__AIM OF THE EXERCISE__. Please copy out word for word the lines of the items below, starting with the line that contains "y-tick-label: -0.6 k: [23, 252, 71, 263]" and going on through the line that contains "x-tick-label: 16:40: [816, 347, 856, 358]", with both of those lines included.
------------------------
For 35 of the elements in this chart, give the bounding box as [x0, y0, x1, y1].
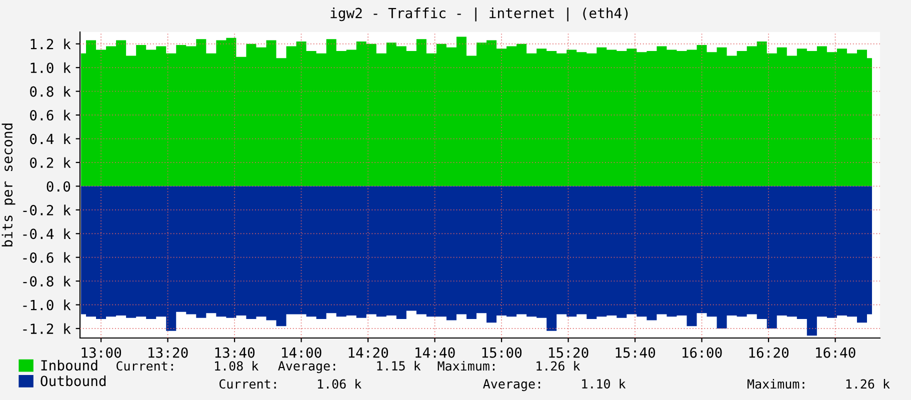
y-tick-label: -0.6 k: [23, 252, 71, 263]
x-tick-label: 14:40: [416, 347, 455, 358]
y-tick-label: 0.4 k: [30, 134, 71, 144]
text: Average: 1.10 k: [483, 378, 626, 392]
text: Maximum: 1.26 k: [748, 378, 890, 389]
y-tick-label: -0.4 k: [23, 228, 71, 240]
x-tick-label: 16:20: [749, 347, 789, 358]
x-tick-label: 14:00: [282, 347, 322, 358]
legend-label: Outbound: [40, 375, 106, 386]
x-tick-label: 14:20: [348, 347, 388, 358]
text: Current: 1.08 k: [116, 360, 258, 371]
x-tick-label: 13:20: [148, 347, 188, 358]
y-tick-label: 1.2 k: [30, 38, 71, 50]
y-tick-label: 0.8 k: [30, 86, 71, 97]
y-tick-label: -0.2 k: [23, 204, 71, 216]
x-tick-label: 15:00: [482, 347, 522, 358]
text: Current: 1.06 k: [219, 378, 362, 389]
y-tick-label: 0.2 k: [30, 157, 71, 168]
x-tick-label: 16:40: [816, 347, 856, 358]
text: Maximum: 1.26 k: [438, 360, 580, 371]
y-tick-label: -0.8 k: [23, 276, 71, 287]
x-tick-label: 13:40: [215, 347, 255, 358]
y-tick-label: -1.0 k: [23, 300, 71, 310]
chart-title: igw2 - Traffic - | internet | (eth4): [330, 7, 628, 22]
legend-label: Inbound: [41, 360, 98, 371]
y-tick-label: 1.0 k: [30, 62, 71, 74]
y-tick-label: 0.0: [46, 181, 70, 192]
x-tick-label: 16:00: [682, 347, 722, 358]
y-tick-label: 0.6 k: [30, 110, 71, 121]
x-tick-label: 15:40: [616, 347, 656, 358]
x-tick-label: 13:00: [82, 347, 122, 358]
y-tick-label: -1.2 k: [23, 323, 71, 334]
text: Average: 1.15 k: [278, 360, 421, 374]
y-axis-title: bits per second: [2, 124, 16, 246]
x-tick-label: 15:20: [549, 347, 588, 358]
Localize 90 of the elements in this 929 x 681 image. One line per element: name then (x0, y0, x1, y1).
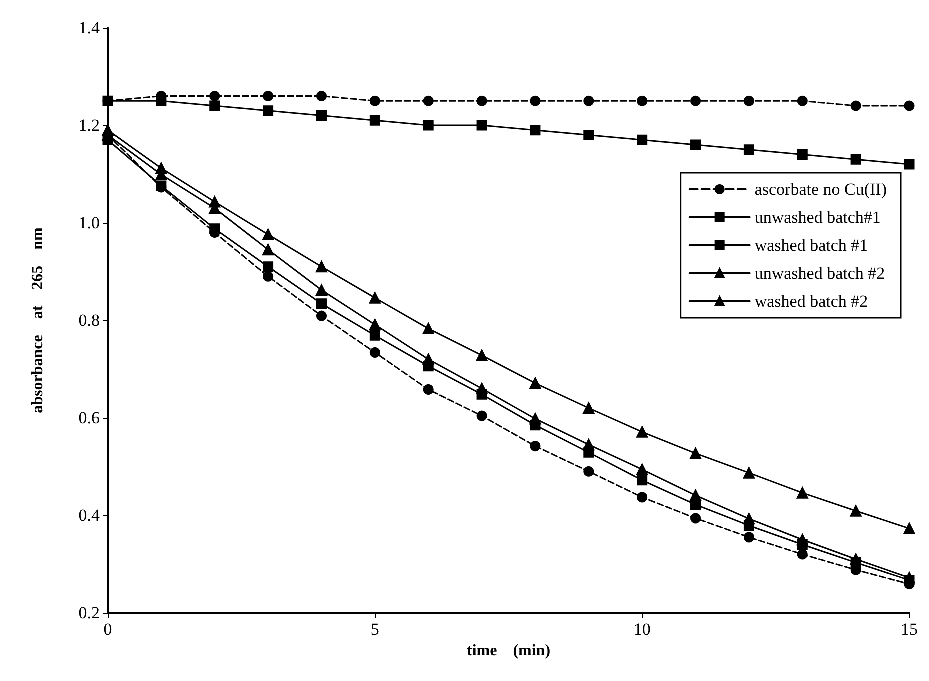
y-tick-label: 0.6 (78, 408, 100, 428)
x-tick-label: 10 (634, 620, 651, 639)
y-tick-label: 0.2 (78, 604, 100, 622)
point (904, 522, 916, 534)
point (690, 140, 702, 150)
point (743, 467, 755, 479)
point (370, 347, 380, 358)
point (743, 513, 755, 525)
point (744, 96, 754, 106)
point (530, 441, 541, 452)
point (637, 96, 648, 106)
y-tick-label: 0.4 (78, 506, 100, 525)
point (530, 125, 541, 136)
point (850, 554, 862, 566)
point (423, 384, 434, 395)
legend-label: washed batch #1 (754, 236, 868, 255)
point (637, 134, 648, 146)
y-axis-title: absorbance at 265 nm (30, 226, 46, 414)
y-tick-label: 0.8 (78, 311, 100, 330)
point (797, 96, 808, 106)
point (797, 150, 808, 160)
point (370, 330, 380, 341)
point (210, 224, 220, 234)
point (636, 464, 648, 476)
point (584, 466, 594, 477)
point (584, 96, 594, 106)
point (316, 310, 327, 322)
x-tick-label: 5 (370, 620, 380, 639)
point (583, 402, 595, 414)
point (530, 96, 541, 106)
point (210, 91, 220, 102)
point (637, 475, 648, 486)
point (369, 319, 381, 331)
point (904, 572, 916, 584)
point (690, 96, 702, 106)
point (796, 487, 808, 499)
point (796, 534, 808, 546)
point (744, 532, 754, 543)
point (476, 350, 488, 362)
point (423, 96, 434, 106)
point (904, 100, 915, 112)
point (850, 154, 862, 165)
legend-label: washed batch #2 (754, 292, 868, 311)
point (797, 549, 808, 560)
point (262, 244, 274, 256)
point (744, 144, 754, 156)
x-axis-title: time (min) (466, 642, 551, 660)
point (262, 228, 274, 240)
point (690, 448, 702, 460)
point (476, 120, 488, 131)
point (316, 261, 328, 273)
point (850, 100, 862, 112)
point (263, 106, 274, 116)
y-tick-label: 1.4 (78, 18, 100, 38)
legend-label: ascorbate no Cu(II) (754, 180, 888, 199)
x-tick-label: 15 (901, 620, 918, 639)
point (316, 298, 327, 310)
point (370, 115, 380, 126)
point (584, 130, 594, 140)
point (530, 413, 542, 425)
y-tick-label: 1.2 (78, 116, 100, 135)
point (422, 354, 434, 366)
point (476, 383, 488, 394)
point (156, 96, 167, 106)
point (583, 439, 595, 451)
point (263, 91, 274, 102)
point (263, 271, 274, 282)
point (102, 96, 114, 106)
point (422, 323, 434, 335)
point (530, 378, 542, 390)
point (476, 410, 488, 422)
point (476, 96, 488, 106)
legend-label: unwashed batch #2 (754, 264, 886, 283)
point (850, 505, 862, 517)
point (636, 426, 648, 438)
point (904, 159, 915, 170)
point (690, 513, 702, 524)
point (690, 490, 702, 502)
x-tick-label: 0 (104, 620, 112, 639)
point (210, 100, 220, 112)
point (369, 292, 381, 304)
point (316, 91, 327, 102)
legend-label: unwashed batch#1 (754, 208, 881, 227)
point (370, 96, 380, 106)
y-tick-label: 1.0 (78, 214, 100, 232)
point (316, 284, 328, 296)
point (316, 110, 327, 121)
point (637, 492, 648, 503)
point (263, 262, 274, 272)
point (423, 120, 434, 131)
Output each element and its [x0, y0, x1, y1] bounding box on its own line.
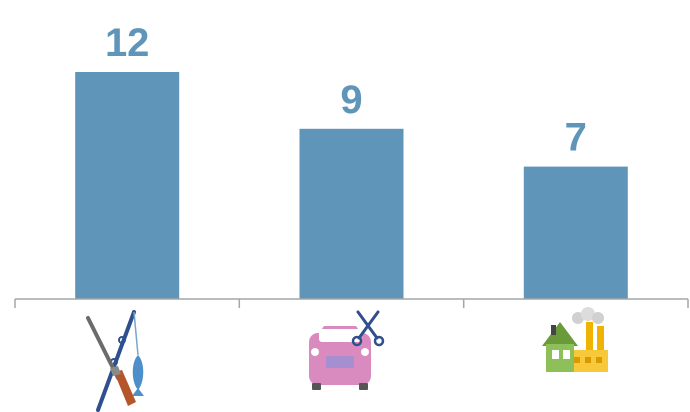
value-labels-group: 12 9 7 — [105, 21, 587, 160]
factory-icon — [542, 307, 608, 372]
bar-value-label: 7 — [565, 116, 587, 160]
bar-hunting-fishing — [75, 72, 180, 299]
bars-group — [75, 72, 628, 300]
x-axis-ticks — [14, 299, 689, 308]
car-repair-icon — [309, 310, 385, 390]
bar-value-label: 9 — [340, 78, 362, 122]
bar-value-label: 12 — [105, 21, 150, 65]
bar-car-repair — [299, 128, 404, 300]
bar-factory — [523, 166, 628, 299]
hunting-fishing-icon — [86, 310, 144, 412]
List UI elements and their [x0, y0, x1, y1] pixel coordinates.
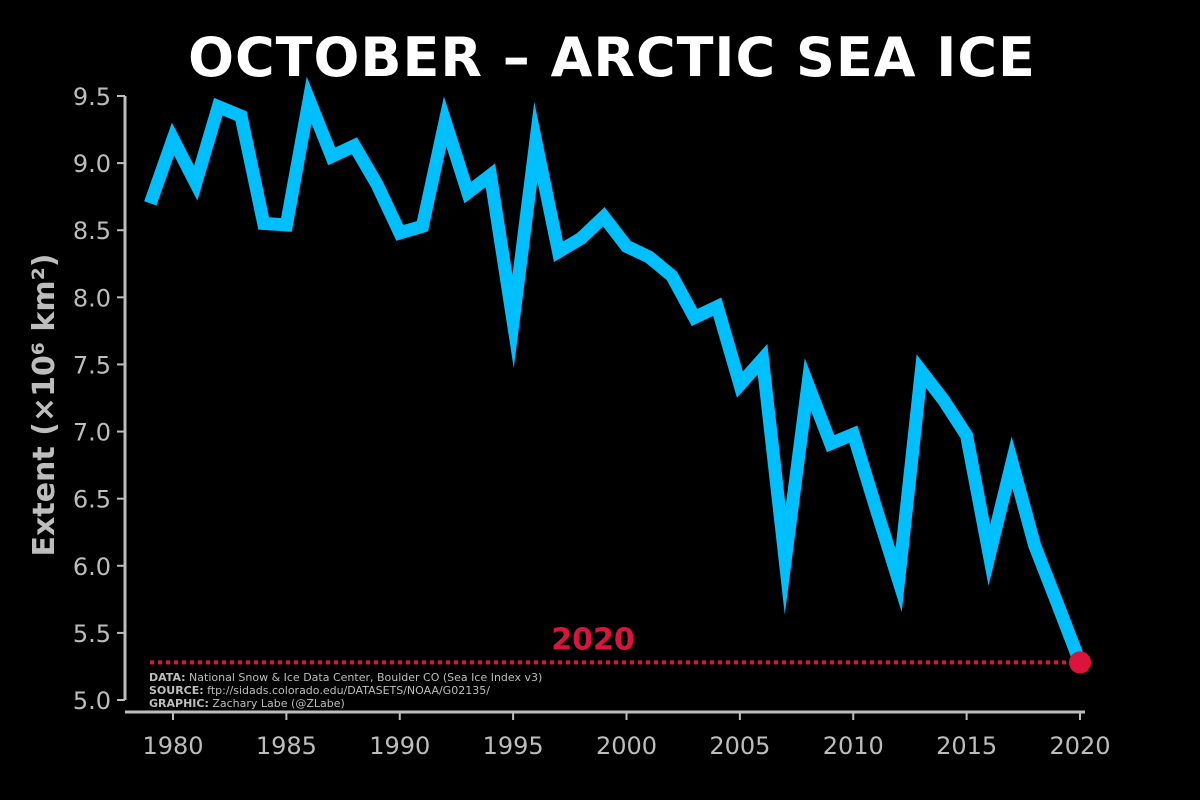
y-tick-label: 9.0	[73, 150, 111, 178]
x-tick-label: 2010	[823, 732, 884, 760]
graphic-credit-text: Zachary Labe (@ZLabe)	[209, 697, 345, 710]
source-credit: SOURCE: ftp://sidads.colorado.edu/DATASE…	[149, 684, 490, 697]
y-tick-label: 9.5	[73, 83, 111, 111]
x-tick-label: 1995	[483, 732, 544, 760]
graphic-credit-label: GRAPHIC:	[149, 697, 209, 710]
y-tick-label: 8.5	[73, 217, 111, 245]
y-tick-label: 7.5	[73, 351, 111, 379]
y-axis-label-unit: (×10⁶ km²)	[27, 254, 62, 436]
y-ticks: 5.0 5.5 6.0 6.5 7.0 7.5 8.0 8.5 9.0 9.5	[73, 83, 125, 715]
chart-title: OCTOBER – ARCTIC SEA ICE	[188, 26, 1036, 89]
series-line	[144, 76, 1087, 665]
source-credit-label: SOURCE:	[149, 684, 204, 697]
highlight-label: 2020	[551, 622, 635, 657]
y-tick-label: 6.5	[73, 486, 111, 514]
------------------------
__THE RESPONSE__.
y-tick-label: -0.6 k: [23, 252, 71, 263]
x-tick-label: 14:40: [416, 347, 455, 358]
y-tick-label: 0.4 k: [30, 134, 71, 144]
text: Average: 1.10 k: [483, 378, 626, 392]
text: Maximum: 1.26 k: [748, 378, 890, 389]
y-tick-label: -0.4 k: [23, 228, 71, 240]
x-tick-label: 16:20: [749, 347, 789, 358]
x-tick-label: 14:00: [282, 347, 322, 358]
legend-label: Outbound: [40, 375, 106, 386]
x-tick-label: 14:20: [348, 347, 388, 358]
text: Current: 1.08 k: [116, 360, 258, 371]
x-tick-label: 13:20: [148, 347, 188, 358]
y-tick-label: 1.2 k: [30, 38, 71, 50]
y-tick-label: 0.8 k: [30, 86, 71, 97]
y-tick-label: -0.2 k: [23, 204, 71, 216]
x-tick-label: 15:00: [482, 347, 522, 358]
text: Current: 1.06 k: [219, 378, 362, 389]
y-tick-label: 0.2 k: [30, 157, 71, 168]
x-tick-label: 16:40: [816, 347, 856, 358]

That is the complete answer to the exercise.